(Stored records)
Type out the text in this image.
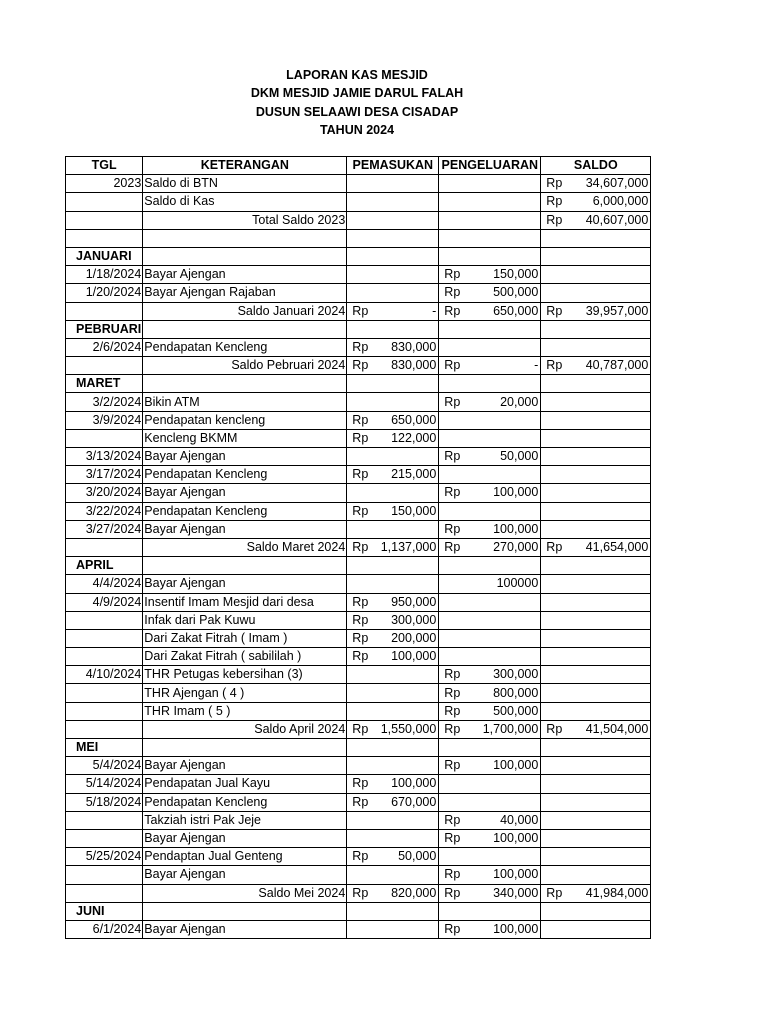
LAPORAN KAS MESJID
DKM MESJID JAMIE DARUL FALAH
DUSUN SELAAWI DESA CISADAP
TAHUN 2024
TGL	KETERANGAN	PEMASUKAN	PENGELUARAN	SALDO
2023	Saldo di BTN			Rp 34,607,000

	Saldo di Kas			Rp 6,000,000

	Total Saldo 2023			Rp 40,607,000

JANUARI				
1/18/2024	Bayar Ajengan		Rp 150,000	

1/20/2024	Bayar Ajengan Rajaban		Rp 500,000	

	Saldo Januari 2024	Rp -	Rp 650,000	Rp 39,957,000

PEBRUARI				
2/6/2024	Pendapatan Kencleng	Rp 830,000		

	Saldo Pebruari 2024	Rp 830,000	Rp -	Rp 40,787,000

MARET				
3/2/2024	Bikin ATM		Rp 20,000	

3/9/2024	Pendapatan kencleng	Rp 650,000		

	Kencleng BKMM	Rp 122,000		

3/13/2024	Bayar Ajengan		Rp 50,000	

3/17/2024	Pendapatan Kencleng	Rp 215,000		

3/20/2024	Bayar Ajengan		Rp 100,000	

3/22/2024	Pendapatan Kencleng	Rp 150,000		

3/27/2024	Bayar Ajengan		Rp 100,000	

	Saldo Maret 2024	Rp 1,137,000	Rp 270,000	Rp 41,654,000

APRIL				
4/4/2024	Bayar Ajengan		100000	
4/9/2024	Insentif Imam Mesjid dari desa	Rp 950,000		

	Infak dari Pak Kuwu	Rp 300,000		

	Dari Zakat Fitrah ( Imam )	Rp 200,000		

	Dari Zakat Fitrah ( sabililah )	Rp 100,000		

4/10/2024	THR Petugas kebersihan (3)		Rp 300,000	

	THR Ajengan ( 4 )		Rp 800,000	

	THR Imam ( 5 )		Rp 500,000	

	Saldo April 2024	Rp 1,550,000	Rp 1,700,000	Rp 41,504,000

MEI				
5/4/2024	Bayar Ajengan		Rp 100,000	

5/14/2024	Pendapatan Jual Kayu	Rp 100,000		

5/18/2024	Pendapatan Kencleng	Rp 670,000		

	Takziah istri Pak Jeje		Rp 40,000	

	Bayar Ajengan		Rp 100,000	

5/25/2024	Pendaptan Jual Genteng	Rp 50,000		

	Bayar Ajengan		Rp 100,000	

	Saldo Mei 2024	Rp 820,000	Rp 340,000	Rp 41,984,000

JUNI				
6/1/2024	Bayar Ajengan		Rp 100,000	
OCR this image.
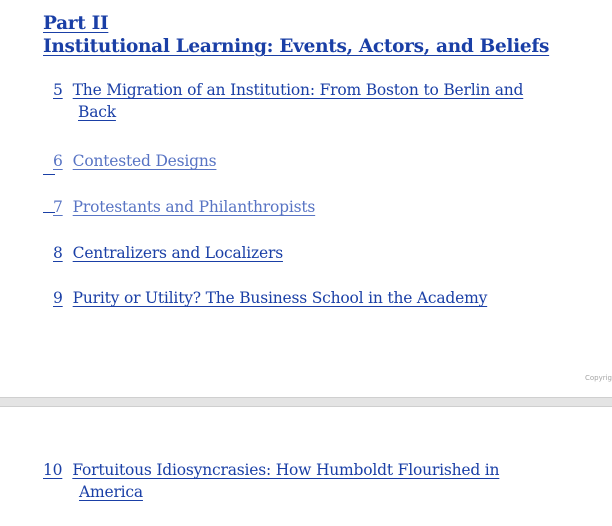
Part II
Institutional Learning: Events, Actors, and Beliefs
5 The Migration of an Institution: From Boston to Berlin and
Back
6 Contested Designs
7 Protestants and Philanthropists
8 Centralizers and Localizers
9 Purity or Utility? The Business School in the Academy
Copyrig
10 Fortuitous Idiosyncrasies: How Humboldt Flourished in
America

(Work to complete): Beginning at the line with "OCR this image.", reproduce each line exactly through the last line of the records above, with pictures left out.

(Solution to the exercise):
OCR this image.
Part II
Institutional Learning: Events, Actors, and Beliefs
5 The Migration of an Institution: From Boston to Berlin and
Back
6 Contested Designs
7 Protestants and Philanthropists
8 Centralizers and Localizers
9 Purity or Utility? The Business School in the Academy
Copyrig
10 Fortuitous Idiosyncrasies: How Humboldt Flourished in
America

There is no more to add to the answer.